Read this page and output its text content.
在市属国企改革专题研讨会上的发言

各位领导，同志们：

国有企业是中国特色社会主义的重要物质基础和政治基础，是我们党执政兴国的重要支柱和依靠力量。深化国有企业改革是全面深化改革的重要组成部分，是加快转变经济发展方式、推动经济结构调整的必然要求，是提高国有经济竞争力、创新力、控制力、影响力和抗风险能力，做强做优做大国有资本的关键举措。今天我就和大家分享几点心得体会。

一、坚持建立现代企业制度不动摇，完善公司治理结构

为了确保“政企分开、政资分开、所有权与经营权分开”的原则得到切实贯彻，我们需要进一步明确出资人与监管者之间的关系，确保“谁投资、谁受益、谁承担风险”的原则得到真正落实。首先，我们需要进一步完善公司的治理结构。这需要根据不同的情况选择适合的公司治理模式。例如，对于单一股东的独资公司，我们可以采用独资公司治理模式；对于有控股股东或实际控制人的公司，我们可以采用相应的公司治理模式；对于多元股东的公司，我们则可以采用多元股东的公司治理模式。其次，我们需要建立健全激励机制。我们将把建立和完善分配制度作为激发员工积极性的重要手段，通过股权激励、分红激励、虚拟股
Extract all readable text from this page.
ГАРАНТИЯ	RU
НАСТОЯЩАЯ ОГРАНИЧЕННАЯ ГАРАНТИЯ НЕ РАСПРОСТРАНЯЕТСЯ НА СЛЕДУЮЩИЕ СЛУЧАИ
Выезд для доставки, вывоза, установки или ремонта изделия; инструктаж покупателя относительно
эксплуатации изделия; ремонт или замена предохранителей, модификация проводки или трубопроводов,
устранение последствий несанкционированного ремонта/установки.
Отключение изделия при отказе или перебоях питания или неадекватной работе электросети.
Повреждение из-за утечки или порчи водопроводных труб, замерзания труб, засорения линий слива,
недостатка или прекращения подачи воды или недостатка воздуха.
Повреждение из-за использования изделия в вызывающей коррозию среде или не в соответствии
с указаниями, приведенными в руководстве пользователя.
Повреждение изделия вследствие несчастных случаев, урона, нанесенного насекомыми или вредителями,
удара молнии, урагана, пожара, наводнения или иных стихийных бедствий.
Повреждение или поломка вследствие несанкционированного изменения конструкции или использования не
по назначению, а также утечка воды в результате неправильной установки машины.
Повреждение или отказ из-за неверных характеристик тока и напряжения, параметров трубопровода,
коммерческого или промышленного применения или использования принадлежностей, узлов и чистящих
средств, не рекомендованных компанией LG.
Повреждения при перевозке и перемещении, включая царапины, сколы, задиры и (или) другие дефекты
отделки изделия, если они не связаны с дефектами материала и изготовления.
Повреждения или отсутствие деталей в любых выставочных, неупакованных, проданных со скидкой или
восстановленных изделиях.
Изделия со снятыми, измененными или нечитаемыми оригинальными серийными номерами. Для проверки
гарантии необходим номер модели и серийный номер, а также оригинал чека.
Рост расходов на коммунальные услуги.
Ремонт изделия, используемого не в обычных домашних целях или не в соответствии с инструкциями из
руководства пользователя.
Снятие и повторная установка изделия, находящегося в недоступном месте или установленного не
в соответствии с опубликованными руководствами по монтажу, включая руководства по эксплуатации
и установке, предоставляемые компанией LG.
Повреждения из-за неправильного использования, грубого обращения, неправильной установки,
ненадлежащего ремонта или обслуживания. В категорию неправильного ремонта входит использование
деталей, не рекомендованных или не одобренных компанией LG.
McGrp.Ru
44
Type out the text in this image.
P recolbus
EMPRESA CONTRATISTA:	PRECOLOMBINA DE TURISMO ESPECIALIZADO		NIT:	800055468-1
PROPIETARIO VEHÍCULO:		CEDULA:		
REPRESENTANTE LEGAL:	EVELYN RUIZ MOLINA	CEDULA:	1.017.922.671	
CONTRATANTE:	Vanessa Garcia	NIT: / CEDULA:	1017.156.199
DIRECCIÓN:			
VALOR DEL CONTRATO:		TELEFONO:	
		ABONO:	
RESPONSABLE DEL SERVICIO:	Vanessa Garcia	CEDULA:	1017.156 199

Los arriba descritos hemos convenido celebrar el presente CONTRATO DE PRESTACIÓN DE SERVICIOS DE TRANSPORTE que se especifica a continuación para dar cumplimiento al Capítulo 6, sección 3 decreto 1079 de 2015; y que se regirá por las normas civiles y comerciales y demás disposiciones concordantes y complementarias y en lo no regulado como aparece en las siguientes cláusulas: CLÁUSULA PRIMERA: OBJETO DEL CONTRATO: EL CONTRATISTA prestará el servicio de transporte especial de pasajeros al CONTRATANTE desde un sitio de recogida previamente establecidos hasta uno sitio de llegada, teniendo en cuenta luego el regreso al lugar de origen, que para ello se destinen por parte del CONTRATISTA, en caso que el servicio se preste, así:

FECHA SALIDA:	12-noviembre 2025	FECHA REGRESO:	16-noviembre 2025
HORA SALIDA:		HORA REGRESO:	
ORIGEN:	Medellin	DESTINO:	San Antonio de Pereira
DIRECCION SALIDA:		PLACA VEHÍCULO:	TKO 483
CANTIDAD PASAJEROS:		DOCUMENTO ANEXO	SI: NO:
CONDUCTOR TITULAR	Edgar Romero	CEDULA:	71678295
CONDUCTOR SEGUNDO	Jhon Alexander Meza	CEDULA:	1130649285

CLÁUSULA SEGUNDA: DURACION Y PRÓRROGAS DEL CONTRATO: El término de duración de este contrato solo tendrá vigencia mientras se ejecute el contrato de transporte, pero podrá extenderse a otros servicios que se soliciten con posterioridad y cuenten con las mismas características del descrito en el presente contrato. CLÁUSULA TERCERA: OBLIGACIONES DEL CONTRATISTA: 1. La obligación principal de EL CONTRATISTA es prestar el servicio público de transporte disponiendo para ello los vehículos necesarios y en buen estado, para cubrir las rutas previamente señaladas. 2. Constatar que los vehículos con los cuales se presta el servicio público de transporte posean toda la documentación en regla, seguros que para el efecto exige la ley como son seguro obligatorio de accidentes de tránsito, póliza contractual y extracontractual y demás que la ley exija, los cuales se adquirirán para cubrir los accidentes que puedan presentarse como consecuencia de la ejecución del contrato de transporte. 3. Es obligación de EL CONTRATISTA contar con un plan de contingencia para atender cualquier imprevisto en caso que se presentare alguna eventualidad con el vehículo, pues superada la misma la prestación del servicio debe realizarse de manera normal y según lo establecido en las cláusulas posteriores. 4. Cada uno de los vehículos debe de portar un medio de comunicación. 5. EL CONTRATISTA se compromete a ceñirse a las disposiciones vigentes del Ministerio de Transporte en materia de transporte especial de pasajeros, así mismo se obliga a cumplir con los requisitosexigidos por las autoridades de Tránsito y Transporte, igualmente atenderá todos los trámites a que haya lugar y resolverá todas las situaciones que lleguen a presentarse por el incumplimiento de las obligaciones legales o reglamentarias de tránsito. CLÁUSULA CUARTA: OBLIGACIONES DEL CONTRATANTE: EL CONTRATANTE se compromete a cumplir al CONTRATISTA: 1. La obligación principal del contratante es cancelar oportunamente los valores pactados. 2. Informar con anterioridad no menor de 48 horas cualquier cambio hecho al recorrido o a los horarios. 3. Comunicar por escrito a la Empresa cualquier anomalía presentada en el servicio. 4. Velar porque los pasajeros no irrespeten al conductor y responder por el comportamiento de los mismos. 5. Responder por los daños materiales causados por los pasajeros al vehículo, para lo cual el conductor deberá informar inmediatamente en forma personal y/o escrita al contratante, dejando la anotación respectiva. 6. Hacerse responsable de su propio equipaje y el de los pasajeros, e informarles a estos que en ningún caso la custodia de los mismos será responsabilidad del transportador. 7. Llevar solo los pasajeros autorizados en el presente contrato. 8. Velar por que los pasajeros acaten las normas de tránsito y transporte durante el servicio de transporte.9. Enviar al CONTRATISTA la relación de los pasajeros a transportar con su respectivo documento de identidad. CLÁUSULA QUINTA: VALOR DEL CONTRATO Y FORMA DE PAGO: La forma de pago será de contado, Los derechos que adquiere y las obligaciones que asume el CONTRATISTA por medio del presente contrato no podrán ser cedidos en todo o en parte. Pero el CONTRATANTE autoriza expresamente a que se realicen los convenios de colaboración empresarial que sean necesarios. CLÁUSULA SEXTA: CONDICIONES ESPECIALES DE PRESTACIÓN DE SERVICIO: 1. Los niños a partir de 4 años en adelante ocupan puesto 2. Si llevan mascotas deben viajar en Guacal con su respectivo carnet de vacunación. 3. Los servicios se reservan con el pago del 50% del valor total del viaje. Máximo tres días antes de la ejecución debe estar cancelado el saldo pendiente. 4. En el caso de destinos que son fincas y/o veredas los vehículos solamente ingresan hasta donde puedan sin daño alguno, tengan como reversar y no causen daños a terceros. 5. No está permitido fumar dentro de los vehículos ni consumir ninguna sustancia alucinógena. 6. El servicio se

□ □ □

[What is expected]
Look for the word "Повреждения" in every line of the listing and copy the lines that have it.

[Exercise response]
Повреждения при перевозке и перемещении, включая царапины, сколы, задиры и (или) другие дефекты
Повреждения или отсутствие деталей в любых выставочных, неупакованных, проданных со скидкой или
Повреждения из-за неправильного использования, грубого обращения, неправильной установки,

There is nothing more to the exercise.